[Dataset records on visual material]
§ §
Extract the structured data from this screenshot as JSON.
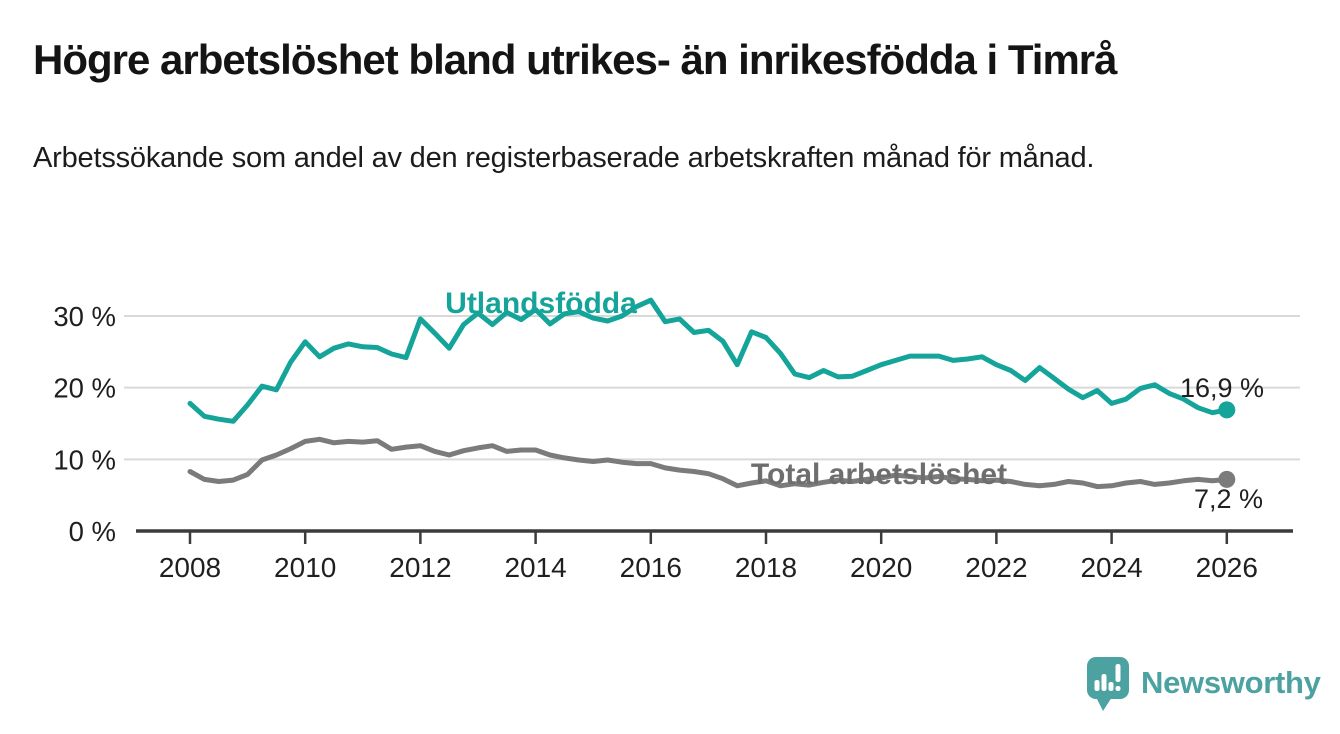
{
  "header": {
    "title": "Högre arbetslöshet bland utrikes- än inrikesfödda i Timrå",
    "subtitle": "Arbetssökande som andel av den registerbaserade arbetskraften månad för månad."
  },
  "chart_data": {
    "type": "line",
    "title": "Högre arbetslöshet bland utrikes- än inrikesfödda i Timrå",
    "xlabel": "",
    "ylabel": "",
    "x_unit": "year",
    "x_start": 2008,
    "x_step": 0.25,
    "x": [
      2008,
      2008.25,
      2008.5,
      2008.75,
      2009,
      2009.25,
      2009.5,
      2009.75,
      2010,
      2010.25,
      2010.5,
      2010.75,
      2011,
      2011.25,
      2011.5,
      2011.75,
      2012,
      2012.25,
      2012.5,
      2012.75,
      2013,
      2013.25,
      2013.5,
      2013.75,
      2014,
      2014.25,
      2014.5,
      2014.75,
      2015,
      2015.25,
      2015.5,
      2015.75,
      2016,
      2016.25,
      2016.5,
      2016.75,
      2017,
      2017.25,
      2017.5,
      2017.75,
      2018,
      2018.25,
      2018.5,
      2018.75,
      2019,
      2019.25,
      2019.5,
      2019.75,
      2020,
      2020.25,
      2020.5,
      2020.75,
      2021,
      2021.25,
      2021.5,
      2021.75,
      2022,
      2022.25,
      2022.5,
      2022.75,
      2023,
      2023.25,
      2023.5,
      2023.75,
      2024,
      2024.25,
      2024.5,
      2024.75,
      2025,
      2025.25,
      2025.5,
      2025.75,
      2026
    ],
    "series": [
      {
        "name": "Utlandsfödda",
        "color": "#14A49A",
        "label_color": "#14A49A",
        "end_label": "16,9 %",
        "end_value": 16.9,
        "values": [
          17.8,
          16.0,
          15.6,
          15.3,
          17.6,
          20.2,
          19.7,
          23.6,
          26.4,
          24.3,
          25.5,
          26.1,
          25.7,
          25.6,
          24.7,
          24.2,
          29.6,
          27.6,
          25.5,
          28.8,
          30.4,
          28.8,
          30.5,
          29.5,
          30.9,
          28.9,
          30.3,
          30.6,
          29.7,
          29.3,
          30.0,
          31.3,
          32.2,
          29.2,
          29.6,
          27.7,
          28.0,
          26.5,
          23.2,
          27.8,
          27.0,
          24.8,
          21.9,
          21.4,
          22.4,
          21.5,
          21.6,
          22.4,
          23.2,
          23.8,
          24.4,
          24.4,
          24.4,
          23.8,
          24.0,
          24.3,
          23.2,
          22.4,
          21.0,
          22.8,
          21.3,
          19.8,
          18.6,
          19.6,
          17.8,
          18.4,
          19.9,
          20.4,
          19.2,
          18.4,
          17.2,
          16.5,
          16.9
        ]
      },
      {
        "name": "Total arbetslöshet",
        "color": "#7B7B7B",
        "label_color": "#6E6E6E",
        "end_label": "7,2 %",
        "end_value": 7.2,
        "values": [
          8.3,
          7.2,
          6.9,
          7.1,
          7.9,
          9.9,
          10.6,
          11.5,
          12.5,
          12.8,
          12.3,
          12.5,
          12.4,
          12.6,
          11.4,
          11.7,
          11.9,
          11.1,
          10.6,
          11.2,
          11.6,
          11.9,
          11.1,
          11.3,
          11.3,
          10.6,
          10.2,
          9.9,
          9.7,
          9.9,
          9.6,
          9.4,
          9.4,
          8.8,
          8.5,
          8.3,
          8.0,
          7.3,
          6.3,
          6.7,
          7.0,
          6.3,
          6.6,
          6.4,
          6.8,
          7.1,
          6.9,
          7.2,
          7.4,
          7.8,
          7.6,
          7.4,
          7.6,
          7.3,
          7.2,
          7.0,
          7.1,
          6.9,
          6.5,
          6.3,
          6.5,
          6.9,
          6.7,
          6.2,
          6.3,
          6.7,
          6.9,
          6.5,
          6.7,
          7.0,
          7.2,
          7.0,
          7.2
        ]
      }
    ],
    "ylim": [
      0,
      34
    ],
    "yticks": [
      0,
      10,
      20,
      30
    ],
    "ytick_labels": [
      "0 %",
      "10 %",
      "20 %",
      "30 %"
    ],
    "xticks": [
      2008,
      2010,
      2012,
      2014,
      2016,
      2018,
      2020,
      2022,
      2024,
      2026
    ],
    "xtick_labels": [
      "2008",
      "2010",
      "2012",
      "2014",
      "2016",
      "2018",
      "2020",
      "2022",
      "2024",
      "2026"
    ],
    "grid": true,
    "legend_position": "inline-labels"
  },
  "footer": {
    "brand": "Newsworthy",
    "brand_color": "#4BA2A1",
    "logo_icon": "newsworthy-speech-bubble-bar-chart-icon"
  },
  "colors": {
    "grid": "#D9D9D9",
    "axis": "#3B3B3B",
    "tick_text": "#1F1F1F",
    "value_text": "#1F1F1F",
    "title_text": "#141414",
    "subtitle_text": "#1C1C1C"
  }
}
§ §
Copy each line in full and exactly, omitting any picture.

Extract the structured data from this screenshot as JSON.
{
  "header": {
    "title": "Högre arbetslöshet bland utrikes- än inrikesfödda i Timrå",
    "subtitle": "Arbetssökande som andel av den registerbaserade arbetskraften månad för månad."
  },
  "chart_data": {
    "type": "line",
    "title": "Högre arbetslöshet bland utrikes- än inrikesfödda i Timrå",
    "xlabel": "",
    "ylabel": "",
    "x_unit": "year",
    "x_start": 2008,
    "x_step": 0.25,
    "x": [
      2008,
      2008.25,
      2008.5,
      2008.75,
      2009,
      2009.25,
      2009.5,
      2009.75,
      2010,
      2010.25,
      2010.5,
      2010.75,
      2011,
      2011.25,
      2011.5,
      2011.75,
      2012,
      2012.25,
      2012.5,
      2012.75,
      2013,
      2013.25,
      2013.5,
      2013.75,
      2014,
      2014.25,
      2014.5,
      2014.75,
      2015,
      2015.25,
      2015.5,
      2015.75,
      2016,
      2016.25,
      2016.5,
      2016.75,
      2017,
      2017.25,
      2017.5,
      2017.75,
      2018,
      2018.25,
      2018.5,
      2018.75,
      2019,
      2019.25,
      2019.5,
      2019.75,
      2020,
      2020.25,
      2020.5,
      2020.75,
      2021,
      2021.25,
      2021.5,
      2021.75,
      2022,
      2022.25,
      2022.5,
      2022.75,
      2023,
      2023.25,
      2023.5,
      2023.75,
      2024,
      2024.25,
      2024.5,
      2024.75,
      2025,
      2025.25,
      2025.5,
      2025.75,
      2026
    ],
    "series": [
      {
        "name": "Utlandsfödda",
        "color": "#14A49A",
        "label_color": "#14A49A",
        "end_label": "16,9 %",
        "end_value": 16.9,
        "values": [
          17.8,
          16.0,
          15.6,
          15.3,
          17.6,
          20.2,
          19.7,
          23.6,
          26.4,
          24.3,
          25.5,
          26.1,
          25.7,
          25.6,
          24.7,
          24.2,
          29.6,
          27.6,
          25.5,
          28.8,
          30.4,
          28.8,
          30.5,
          29.5,
          30.9,
          28.9,
          30.3,
          30.6,
          29.7,
          29.3,
          30.0,
          31.3,
          32.2,
          29.2,
          29.6,
          27.7,
          28.0,
          26.5,
          23.2,
          27.8,
          27.0,
          24.8,
          21.9,
          21.4,
          22.4,
          21.5,
          21.6,
          22.4,
          23.2,
          23.8,
          24.4,
          24.4,
          24.4,
          23.8,
          24.0,
          24.3,
          23.2,
          22.4,
          21.0,
          22.8,
          21.3,
          19.8,
          18.6,
          19.6,
          17.8,
          18.4,
          19.9,
          20.4,
          19.2,
          18.4,
          17.2,
          16.5,
          16.9
        ]
      },
      {
        "name": "Total arbetslöshet",
        "color": "#7B7B7B",
        "label_color": "#6E6E6E",
        "end_label": "7,2 %",
        "end_value": 7.2,
        "values": [
          8.3,
          7.2,
          6.9,
          7.1,
          7.9,
          9.9,
          10.6,
          11.5,
          12.5,
          12.8,
          12.3,
          12.5,
          12.4,
          12.6,
          11.4,
          11.7,
          11.9,
          11.1,
          10.6,
          11.2,
          11.6,
          11.9,
          11.1,
          11.3,
          11.3,
          10.6,
          10.2,
          9.9,
          9.7,
          9.9,
          9.6,
          9.4,
          9.4,
          8.8,
          8.5,
          8.3,
          8.0,
          7.3,
          6.3,
          6.7,
          7.0,
          6.3,
          6.6,
          6.4,
          6.8,
          7.1,
          6.9,
          7.2,
          7.4,
          7.8,
          7.6,
          7.4,
          7.6,
          7.3,
          7.2,
          7.0,
          7.1,
          6.9,
          6.5,
          6.3,
          6.5,
          6.9,
          6.7,
          6.2,
          6.3,
          6.7,
          6.9,
          6.5,
          6.7,
          7.0,
          7.2,
          7.0,
          7.2
        ]
      }
    ],
    "ylim": [
      0,
      34
    ],
    "yticks": [
      0,
      10,
      20,
      30
    ],
    "ytick_labels": [
      "0 %",
      "10 %",
      "20 %",
      "30 %"
    ],
    "xticks": [
      2008,
      2010,
      2012,
      2014,
      2016,
      2018,
      2020,
      2022,
      2024,
      2026
    ],
    "xtick_labels": [
      "2008",
      "2010",
      "2012",
      "2014",
      "2016",
      "2018",
      "2020",
      "2022",
      "2024",
      "2026"
    ],
    "grid": true,
    "legend_position": "inline-labels"
  },
  "footer": {
    "brand": "Newsworthy",
    "brand_color": "#4BA2A1",
    "logo_icon": "newsworthy-speech-bubble-bar-chart-icon"
  },
  "colors": {
    "grid": "#D9D9D9",
    "axis": "#3B3B3B",
    "tick_text": "#1F1F1F",
    "value_text": "#1F1F1F",
    "title_text": "#141414",
    "subtitle_text": "#1C1C1C"
  }
}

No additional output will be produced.